* BEGIN Records to use *

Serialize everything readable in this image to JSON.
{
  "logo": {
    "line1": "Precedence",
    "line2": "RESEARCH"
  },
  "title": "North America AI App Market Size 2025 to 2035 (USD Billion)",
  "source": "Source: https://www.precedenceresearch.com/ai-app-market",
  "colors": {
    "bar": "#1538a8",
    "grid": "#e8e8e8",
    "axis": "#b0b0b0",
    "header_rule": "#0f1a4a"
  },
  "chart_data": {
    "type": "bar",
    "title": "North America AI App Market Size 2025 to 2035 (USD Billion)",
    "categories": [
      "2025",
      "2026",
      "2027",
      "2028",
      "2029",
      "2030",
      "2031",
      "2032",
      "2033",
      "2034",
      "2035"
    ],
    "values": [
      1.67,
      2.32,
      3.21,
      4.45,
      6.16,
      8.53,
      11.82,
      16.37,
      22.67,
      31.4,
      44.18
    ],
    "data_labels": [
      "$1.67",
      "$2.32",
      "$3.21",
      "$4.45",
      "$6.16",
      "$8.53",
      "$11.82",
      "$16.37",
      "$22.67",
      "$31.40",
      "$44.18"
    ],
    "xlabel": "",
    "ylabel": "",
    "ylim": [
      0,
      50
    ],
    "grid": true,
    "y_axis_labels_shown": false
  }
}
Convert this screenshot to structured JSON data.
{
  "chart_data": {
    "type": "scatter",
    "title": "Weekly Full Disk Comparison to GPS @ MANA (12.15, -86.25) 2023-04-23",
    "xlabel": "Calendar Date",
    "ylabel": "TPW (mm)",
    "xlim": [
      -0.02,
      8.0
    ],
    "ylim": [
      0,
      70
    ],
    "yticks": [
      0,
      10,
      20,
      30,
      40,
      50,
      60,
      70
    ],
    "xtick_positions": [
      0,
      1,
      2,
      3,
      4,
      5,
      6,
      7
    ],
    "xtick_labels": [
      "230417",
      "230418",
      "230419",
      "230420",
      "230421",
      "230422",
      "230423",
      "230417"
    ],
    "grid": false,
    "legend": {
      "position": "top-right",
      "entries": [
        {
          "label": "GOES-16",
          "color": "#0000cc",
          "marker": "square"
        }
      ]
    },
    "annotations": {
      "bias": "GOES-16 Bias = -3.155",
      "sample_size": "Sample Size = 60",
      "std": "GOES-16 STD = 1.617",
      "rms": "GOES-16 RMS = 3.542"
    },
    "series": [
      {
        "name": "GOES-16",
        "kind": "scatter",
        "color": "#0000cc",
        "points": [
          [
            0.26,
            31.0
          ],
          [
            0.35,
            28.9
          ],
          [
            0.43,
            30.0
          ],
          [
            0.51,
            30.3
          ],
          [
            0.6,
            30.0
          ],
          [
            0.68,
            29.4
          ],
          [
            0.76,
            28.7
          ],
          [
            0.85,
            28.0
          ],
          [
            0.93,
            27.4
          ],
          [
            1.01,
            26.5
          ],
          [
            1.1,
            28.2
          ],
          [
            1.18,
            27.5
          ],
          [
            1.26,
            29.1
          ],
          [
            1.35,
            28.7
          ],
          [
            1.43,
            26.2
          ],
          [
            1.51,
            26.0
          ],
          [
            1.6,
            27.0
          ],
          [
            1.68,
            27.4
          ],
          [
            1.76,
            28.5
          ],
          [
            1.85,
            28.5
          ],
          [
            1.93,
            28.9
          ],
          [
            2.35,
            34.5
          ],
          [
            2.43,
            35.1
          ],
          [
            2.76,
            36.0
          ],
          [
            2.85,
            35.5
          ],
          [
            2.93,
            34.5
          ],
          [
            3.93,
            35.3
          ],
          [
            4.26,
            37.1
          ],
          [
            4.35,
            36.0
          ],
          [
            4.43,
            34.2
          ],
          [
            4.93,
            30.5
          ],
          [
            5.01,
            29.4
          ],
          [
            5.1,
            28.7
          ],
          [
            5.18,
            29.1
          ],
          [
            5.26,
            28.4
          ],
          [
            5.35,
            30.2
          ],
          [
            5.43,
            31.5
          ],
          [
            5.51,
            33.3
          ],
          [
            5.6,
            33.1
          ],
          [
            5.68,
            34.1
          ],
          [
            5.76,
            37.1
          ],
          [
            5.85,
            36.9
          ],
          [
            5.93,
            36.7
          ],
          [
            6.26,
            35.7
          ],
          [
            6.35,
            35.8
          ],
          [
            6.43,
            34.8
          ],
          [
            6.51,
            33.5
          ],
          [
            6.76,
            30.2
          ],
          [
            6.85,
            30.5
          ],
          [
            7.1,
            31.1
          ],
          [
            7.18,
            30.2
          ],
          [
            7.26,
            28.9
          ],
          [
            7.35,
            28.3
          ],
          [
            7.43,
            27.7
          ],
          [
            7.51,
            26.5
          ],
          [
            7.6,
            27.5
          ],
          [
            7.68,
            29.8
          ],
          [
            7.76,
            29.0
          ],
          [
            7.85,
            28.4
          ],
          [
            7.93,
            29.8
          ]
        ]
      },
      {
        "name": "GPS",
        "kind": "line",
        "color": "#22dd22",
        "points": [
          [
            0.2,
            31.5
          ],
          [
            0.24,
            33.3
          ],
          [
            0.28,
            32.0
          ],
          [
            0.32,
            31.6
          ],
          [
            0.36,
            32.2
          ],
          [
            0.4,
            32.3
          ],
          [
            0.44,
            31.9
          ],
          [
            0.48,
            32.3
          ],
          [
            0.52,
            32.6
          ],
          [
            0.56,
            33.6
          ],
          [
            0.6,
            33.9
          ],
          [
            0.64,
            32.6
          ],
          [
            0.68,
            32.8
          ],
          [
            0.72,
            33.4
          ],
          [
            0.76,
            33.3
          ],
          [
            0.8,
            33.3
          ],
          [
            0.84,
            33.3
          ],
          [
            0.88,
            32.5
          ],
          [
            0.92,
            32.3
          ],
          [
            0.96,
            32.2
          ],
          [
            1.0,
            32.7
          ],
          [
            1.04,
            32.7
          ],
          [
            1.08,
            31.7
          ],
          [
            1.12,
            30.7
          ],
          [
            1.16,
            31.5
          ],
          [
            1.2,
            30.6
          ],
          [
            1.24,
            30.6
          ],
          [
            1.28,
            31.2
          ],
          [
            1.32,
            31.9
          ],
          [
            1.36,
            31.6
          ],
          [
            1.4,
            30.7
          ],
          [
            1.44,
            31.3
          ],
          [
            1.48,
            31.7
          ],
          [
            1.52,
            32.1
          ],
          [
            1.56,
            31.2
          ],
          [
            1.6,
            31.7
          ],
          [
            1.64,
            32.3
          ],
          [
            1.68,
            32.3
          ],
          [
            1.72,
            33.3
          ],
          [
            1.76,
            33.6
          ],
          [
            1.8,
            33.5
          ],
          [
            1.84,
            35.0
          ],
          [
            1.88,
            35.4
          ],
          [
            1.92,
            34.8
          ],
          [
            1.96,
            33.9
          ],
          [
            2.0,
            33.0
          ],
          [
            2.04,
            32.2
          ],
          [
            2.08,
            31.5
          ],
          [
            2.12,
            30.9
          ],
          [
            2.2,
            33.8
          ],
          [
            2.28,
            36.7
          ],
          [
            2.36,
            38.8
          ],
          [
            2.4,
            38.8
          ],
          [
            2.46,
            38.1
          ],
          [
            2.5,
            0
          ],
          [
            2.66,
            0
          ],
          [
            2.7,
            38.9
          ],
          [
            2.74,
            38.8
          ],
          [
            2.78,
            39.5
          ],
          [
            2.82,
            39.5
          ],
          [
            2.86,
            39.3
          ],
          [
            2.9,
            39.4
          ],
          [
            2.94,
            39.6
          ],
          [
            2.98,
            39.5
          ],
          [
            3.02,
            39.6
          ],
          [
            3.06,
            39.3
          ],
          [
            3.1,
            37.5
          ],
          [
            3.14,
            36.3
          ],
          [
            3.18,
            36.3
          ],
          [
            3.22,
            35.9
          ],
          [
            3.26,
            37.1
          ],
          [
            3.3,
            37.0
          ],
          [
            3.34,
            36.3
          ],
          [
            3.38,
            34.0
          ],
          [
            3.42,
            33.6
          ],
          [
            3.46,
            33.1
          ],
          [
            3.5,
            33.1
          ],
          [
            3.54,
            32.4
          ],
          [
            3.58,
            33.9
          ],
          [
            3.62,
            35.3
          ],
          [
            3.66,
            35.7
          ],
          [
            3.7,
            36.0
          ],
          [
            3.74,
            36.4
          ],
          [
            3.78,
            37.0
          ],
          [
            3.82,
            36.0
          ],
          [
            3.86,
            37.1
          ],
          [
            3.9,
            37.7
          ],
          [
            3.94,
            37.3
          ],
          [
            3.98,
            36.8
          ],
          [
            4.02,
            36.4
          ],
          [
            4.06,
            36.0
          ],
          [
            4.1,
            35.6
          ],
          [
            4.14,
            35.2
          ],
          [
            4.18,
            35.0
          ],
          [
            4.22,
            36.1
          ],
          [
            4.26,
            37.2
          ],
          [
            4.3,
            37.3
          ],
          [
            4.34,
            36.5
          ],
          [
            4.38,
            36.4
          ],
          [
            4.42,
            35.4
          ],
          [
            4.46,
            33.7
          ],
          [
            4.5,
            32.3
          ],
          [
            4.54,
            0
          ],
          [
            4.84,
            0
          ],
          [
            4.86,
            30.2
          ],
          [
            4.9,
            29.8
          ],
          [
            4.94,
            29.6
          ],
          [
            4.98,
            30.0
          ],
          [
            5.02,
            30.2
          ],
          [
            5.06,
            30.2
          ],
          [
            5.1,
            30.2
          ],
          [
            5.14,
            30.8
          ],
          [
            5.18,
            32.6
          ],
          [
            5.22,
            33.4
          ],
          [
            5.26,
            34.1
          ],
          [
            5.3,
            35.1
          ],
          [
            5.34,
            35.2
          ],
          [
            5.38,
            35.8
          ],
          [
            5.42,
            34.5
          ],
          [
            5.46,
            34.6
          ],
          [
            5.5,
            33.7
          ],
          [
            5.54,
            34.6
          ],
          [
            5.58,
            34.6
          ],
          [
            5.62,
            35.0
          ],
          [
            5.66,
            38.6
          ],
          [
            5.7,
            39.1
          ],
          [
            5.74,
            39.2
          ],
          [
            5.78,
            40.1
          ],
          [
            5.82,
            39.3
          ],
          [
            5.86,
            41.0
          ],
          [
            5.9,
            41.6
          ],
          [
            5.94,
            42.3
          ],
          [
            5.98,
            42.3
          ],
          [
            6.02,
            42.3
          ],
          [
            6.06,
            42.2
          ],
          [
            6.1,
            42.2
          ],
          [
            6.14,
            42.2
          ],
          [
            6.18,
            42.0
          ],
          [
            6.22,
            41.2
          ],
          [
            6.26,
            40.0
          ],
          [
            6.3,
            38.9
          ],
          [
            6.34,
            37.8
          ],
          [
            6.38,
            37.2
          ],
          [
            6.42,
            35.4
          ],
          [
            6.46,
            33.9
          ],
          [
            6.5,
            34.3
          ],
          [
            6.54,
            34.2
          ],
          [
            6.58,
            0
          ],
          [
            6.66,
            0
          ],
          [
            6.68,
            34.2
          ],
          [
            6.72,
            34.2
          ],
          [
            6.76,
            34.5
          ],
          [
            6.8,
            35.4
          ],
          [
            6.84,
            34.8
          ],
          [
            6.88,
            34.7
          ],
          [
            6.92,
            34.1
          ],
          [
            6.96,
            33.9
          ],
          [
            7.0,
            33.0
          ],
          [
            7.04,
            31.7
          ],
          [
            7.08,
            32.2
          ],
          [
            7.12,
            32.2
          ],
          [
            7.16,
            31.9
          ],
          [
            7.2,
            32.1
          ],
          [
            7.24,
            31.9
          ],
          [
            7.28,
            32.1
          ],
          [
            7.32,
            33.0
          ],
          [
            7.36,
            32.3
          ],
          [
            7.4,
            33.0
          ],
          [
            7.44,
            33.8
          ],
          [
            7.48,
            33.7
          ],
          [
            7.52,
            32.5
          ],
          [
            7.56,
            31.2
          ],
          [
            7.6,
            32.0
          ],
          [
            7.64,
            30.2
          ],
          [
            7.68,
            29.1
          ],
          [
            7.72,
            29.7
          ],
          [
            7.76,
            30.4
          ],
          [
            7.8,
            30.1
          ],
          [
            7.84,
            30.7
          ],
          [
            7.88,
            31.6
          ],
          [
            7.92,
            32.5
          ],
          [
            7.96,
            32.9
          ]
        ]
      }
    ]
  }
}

* END Records to use *

Stated goal
Go through the records and copy each line with "this" in it.

Result
Serialize everything readable in this image to JSON.
Convert this screenshot to structured JSON data.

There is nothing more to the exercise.